» Task prompt
Each entry below should be echoed exactly, with pictures omitted.

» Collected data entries

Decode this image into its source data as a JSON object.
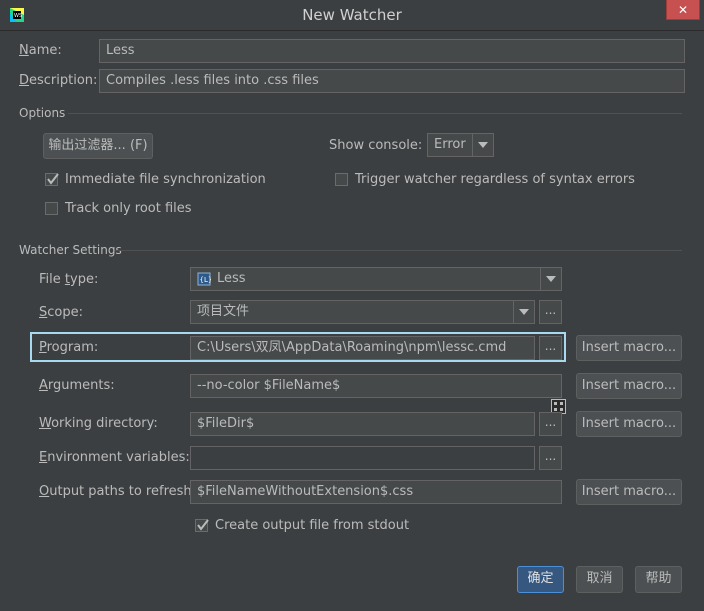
{
  "window": {
    "title": "New Watcher",
    "close_label": "✕"
  },
  "name": {
    "label_pre": "",
    "label_u": "N",
    "label_post": "ame:",
    "value": "Less"
  },
  "description": {
    "label_pre": "",
    "label_u": "D",
    "label_post": "escription:",
    "value": "Compiles .less files into .css files"
  },
  "options": {
    "section_label": "Options",
    "filter_button": "输出过滤器... (F)",
    "show_console_label": "Show console:",
    "show_console_value": "Error",
    "immediate_sync": {
      "label": "Immediate file synchronization",
      "checked": true
    },
    "trigger_watcher": {
      "label": "Trigger watcher regardless of syntax errors",
      "checked": false
    },
    "track_root": {
      "label": "Track only root files",
      "checked": false
    }
  },
  "watcher_settings": {
    "section_label": "Watcher Settings",
    "file_type": {
      "label_pre": "File ",
      "label_u": "t",
      "label_post": "ype:",
      "value": "Less",
      "icon": "less-file-icon"
    },
    "scope": {
      "label_pre": "",
      "label_u": "S",
      "label_post": "cope:",
      "value": "项目文件"
    },
    "program": {
      "label_pre": "",
      "label_u": "P",
      "label_post": "rogram:",
      "value": "C:\\Users\\双凤\\AppData\\Roaming\\npm\\lessc.cmd"
    },
    "arguments": {
      "label_pre": "",
      "label_u": "A",
      "label_post": "rguments:",
      "value": "--no-color $FileName$"
    },
    "working_dir": {
      "label_pre": "",
      "label_u": "W",
      "label_post": "orking directory:",
      "value": "$FileDir$"
    },
    "env_vars": {
      "label_pre": "",
      "label_u": "E",
      "label_post": "nvironment variables:",
      "value": ""
    },
    "output_paths": {
      "label_pre": "",
      "label_u": "O",
      "label_post": "utput paths to refresh:",
      "value": "$FileNameWithoutExtension$.css"
    },
    "create_output": {
      "label": "Create output file from stdout",
      "checked": true
    },
    "insert_macro_label": "Insert macro...",
    "ellipsis": "..."
  },
  "footer": {
    "ok": "确定",
    "cancel": "取消",
    "help": "帮助"
  },
  "colors": {
    "background": "#3c3f41",
    "field": "#45494a",
    "accent": "#4a90d9",
    "highlight": "#a7daf0",
    "close": "#c75050"
  }
}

» The reply
Decode this image into its source data as a JSON object.
{
  "window": {
    "title": "New Watcher",
    "close_label": "✕"
  },
  "name": {
    "label_pre": "",
    "label_u": "N",
    "label_post": "ame:",
    "value": "Less"
  },
  "description": {
    "label_pre": "",
    "label_u": "D",
    "label_post": "escription:",
    "value": "Compiles .less files into .css files"
  },
  "options": {
    "section_label": "Options",
    "filter_button": "输出过滤器... (F)",
    "show_console_label": "Show console:",
    "show_console_value": "Error",
    "immediate_sync": {
      "label": "Immediate file synchronization",
      "checked": true
    },
    "trigger_watcher": {
      "label": "Trigger watcher regardless of syntax errors",
      "checked": false
    },
    "track_root": {
      "label": "Track only root files",
      "checked": false
    }
  },
  "watcher_settings": {
    "section_label": "Watcher Settings",
    "file_type": {
      "label_pre": "File ",
      "label_u": "t",
      "label_post": "ype:",
      "value": "Less",
      "icon": "less-file-icon"
    },
    "scope": {
      "label_pre": "",
      "label_u": "S",
      "label_post": "cope:",
      "value": "项目文件"
    },
    "program": {
      "label_pre": "",
      "label_u": "P",
      "label_post": "rogram:",
      "value": "C:\\Users\\双凤\\AppData\\Roaming\\npm\\lessc.cmd"
    },
    "arguments": {
      "label_pre": "",
      "label_u": "A",
      "label_post": "rguments:",
      "value": "--no-color $FileName$"
    },
    "working_dir": {
      "label_pre": "",
      "label_u": "W",
      "label_post": "orking directory:",
      "value": "$FileDir$"
    },
    "env_vars": {
      "label_pre": "",
      "label_u": "E",
      "label_post": "nvironment variables:",
      "value": ""
    },
    "output_paths": {
      "label_pre": "",
      "label_u": "O",
      "label_post": "utput paths to refresh:",
      "value": "$FileNameWithoutExtension$.css"
    },
    "create_output": {
      "label": "Create output file from stdout",
      "checked": true
    },
    "insert_macro_label": "Insert macro...",
    "ellipsis": "..."
  },
  "footer": {
    "ok": "确定",
    "cancel": "取消",
    "help": "帮助"
  },
  "colors": {
    "background": "#3c3f41",
    "field": "#45494a",
    "accent": "#4a90d9",
    "highlight": "#a7daf0",
    "close": "#c75050"
  }
}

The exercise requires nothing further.